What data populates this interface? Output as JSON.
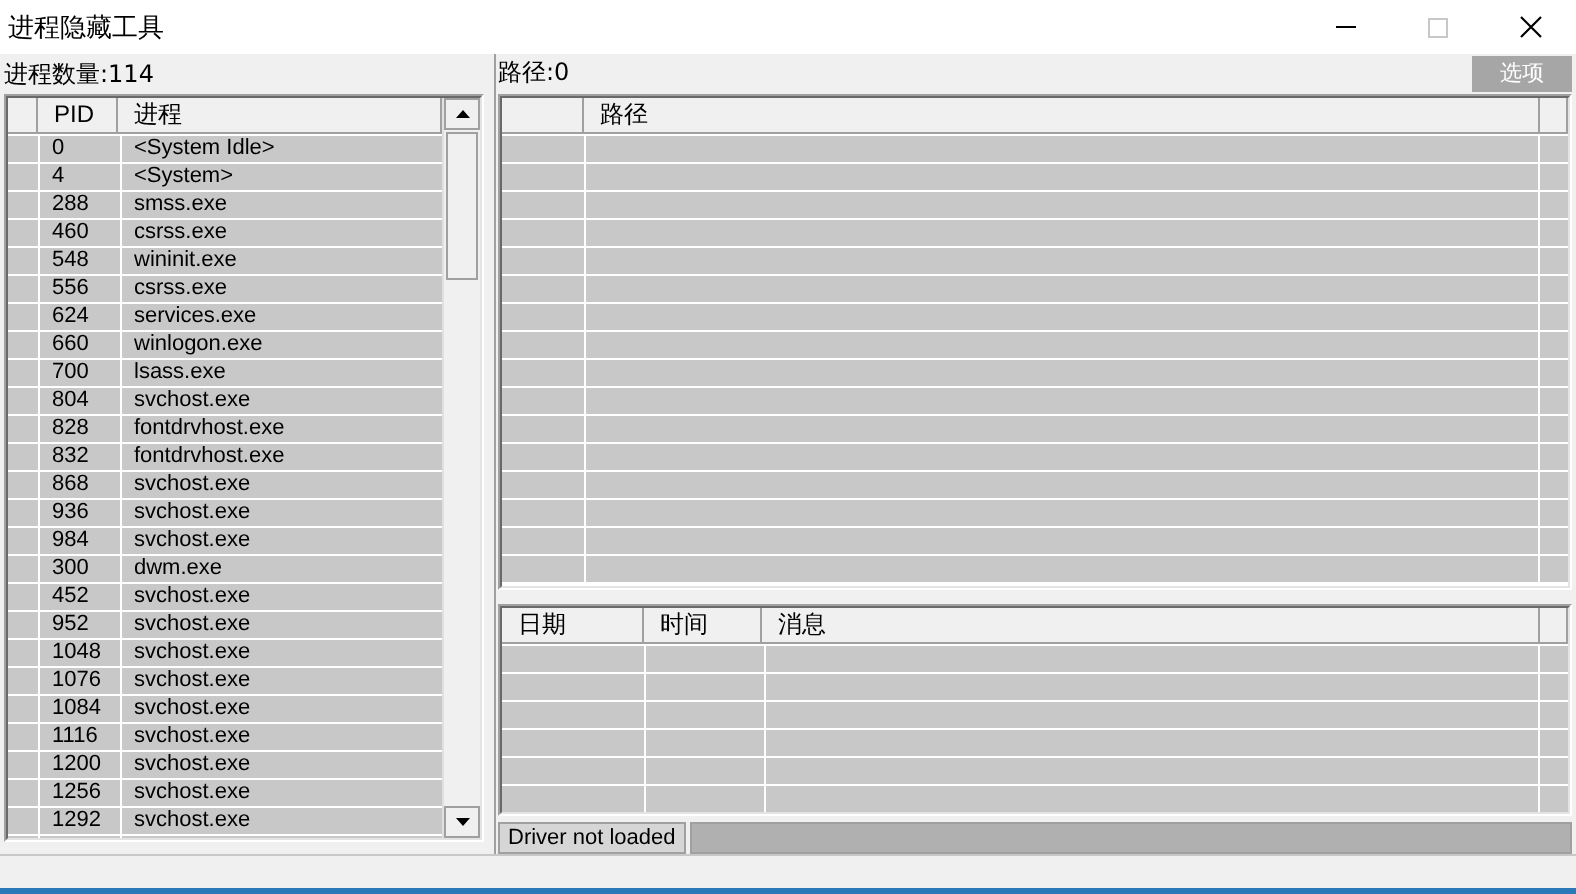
{
  "window": {
    "title": "进程隐藏工具"
  },
  "process_panel": {
    "count_label": "进程数量:114",
    "columns": [
      "PID",
      "进程"
    ],
    "rows": [
      {
        "pid": "0",
        "name": "<System Idle>"
      },
      {
        "pid": "4",
        "name": "<System>"
      },
      {
        "pid": "288",
        "name": "smss.exe"
      },
      {
        "pid": "460",
        "name": "csrss.exe"
      },
      {
        "pid": "548",
        "name": "wininit.exe"
      },
      {
        "pid": "556",
        "name": "csrss.exe"
      },
      {
        "pid": "624",
        "name": "services.exe"
      },
      {
        "pid": "660",
        "name": "winlogon.exe"
      },
      {
        "pid": "700",
        "name": "lsass.exe"
      },
      {
        "pid": "804",
        "name": "svchost.exe"
      },
      {
        "pid": "828",
        "name": "fontdrvhost.exe"
      },
      {
        "pid": "832",
        "name": "fontdrvhost.exe"
      },
      {
        "pid": "868",
        "name": "svchost.exe"
      },
      {
        "pid": "936",
        "name": "svchost.exe"
      },
      {
        "pid": "984",
        "name": "svchost.exe"
      },
      {
        "pid": "300",
        "name": "dwm.exe"
      },
      {
        "pid": "452",
        "name": "svchost.exe"
      },
      {
        "pid": "952",
        "name": "svchost.exe"
      },
      {
        "pid": "1048",
        "name": "svchost.exe"
      },
      {
        "pid": "1076",
        "name": "svchost.exe"
      },
      {
        "pid": "1084",
        "name": "svchost.exe"
      },
      {
        "pid": "1116",
        "name": "svchost.exe"
      },
      {
        "pid": "1200",
        "name": "svchost.exe"
      },
      {
        "pid": "1256",
        "name": "svchost.exe"
      },
      {
        "pid": "1292",
        "name": "svchost.exe"
      }
    ]
  },
  "path_panel": {
    "count_label": "路径:0",
    "options_button": {
      "label": "选项",
      "disabled": true
    },
    "columns": [
      "路径"
    ]
  },
  "log_panel": {
    "columns": [
      "日期",
      "时间",
      "消息"
    ]
  },
  "status_bar": {
    "text": "Driver not loaded"
  }
}
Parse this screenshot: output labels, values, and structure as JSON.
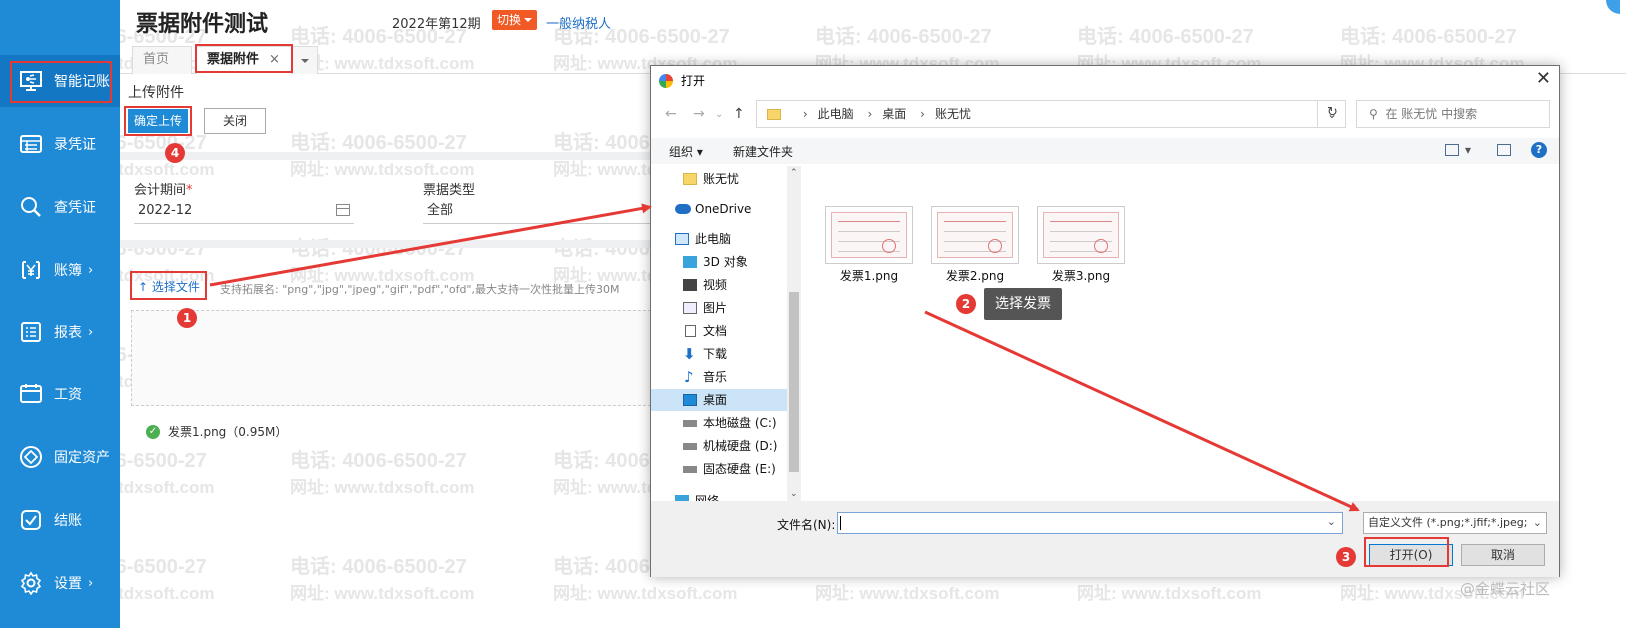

Task to complete —
Are you able to set down all the lines above exactly, without any pictures?

Response for this exercise —
What data populates this interface? Output as JSON.
{
  "window": {
    "title": "进程隐藏工具"
  },
  "process_panel": {
    "count_label": "进程数量:114",
    "columns": [
      "PID",
      "进程"
    ],
    "rows": [
      {
        "pid": "0",
        "name": "<System Idle>"
      },
      {
        "pid": "4",
        "name": "<System>"
      },
      {
        "pid": "288",
        "name": "smss.exe"
      },
      {
        "pid": "460",
        "name": "csrss.exe"
      },
      {
        "pid": "548",
        "name": "wininit.exe"
      },
      {
        "pid": "556",
        "name": "csrss.exe"
      },
      {
        "pid": "624",
        "name": "services.exe"
      },
      {
        "pid": "660",
        "name": "winlogon.exe"
      },
      {
        "pid": "700",
        "name": "lsass.exe"
      },
      {
        "pid": "804",
        "name": "svchost.exe"
      },
      {
        "pid": "828",
        "name": "fontdrvhost.exe"
      },
      {
        "pid": "832",
        "name": "fontdrvhost.exe"
      },
      {
        "pid": "868",
        "name": "svchost.exe"
      },
      {
        "pid": "936",
        "name": "svchost.exe"
      },
      {
        "pid": "984",
        "name": "svchost.exe"
      },
      {
        "pid": "300",
        "name": "dwm.exe"
      },
      {
        "pid": "452",
        "name": "svchost.exe"
      },
      {
        "pid": "952",
        "name": "svchost.exe"
      },
      {
        "pid": "1048",
        "name": "svchost.exe"
      },
      {
        "pid": "1076",
        "name": "svchost.exe"
      },
      {
        "pid": "1084",
        "name": "svchost.exe"
      },
      {
        "pid": "1116",
        "name": "svchost.exe"
      },
      {
        "pid": "1200",
        "name": "svchost.exe"
      },
      {
        "pid": "1256",
        "name": "svchost.exe"
      },
      {
        "pid": "1292",
        "name": "svchost.exe"
      }
    ]
  },
  "path_panel": {
    "count_label": "路径:0",
    "options_button": {
      "label": "选项",
      "disabled": true
    },
    "columns": [
      "路径"
    ]
  },
  "log_panel": {
    "columns": [
      "日期",
      "时间",
      "消息"
    ]
  },
  "status_bar": {
    "text": "Driver not loaded"
  }
}
Parse this screenshot: output labels, values, and structure as JSON.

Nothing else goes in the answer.